§ **Given instruction**
Copy each line exactly. Drop every picture.

___ Records shown

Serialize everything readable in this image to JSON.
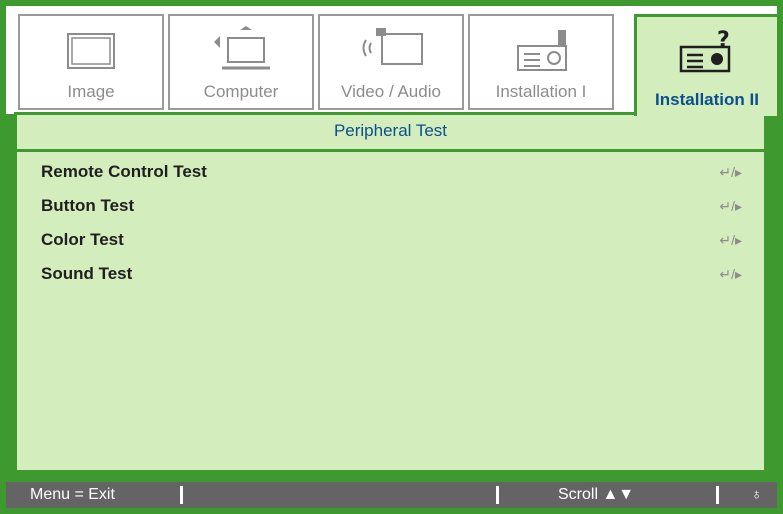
{
  "tabs": [
    {
      "label": "Image",
      "icon": "monitor-icon",
      "active": false
    },
    {
      "label": "Computer",
      "icon": "computer-icon",
      "active": false
    },
    {
      "label": "Video / Audio",
      "icon": "video-audio-icon",
      "active": false
    },
    {
      "label": "Installation I",
      "icon": "projector-icon",
      "active": false
    },
    {
      "label": "Installation II",
      "icon": "projector-help-icon",
      "active": true
    }
  ],
  "panel": {
    "title": "Peripheral Test",
    "items": [
      {
        "label": "Remote Control Test",
        "action": "↵/▸"
      },
      {
        "label": "Button Test",
        "action": "↵/▸"
      },
      {
        "label": "Color Test",
        "action": "↵/▸"
      },
      {
        "label": "Sound Test",
        "action": "↵/▸"
      }
    ]
  },
  "status_bar": {
    "menu_exit": "Menu = Exit",
    "scroll": "Scroll ▲▼",
    "bulb": "♁"
  },
  "colors": {
    "frame_green": "#3e9a2f",
    "panel_green": "#d4edbd",
    "title_blue": "#0b4f8f",
    "status_gray": "#646464"
  }
}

______

§ **Written solution**
Serialize everything readable in this image to JSON.
{
  "tabs": [
    {
      "label": "Image",
      "icon": "monitor-icon",
      "active": false
    },
    {
      "label": "Computer",
      "icon": "computer-icon",
      "active": false
    },
    {
      "label": "Video / Audio",
      "icon": "video-audio-icon",
      "active": false
    },
    {
      "label": "Installation I",
      "icon": "projector-icon",
      "active": false
    },
    {
      "label": "Installation II",
      "icon": "projector-help-icon",
      "active": true
    }
  ],
  "panel": {
    "title": "Peripheral Test",
    "items": [
      {
        "label": "Remote Control Test",
        "action": "↵/▸"
      },
      {
        "label": "Button Test",
        "action": "↵/▸"
      },
      {
        "label": "Color Test",
        "action": "↵/▸"
      },
      {
        "label": "Sound Test",
        "action": "↵/▸"
      }
    ]
  },
  "status_bar": {
    "menu_exit": "Menu = Exit",
    "scroll": "Scroll ▲▼",
    "bulb": "♁"
  },
  "colors": {
    "frame_green": "#3e9a2f",
    "panel_green": "#d4edbd",
    "title_blue": "#0b4f8f",
    "status_gray": "#646464"
  }
}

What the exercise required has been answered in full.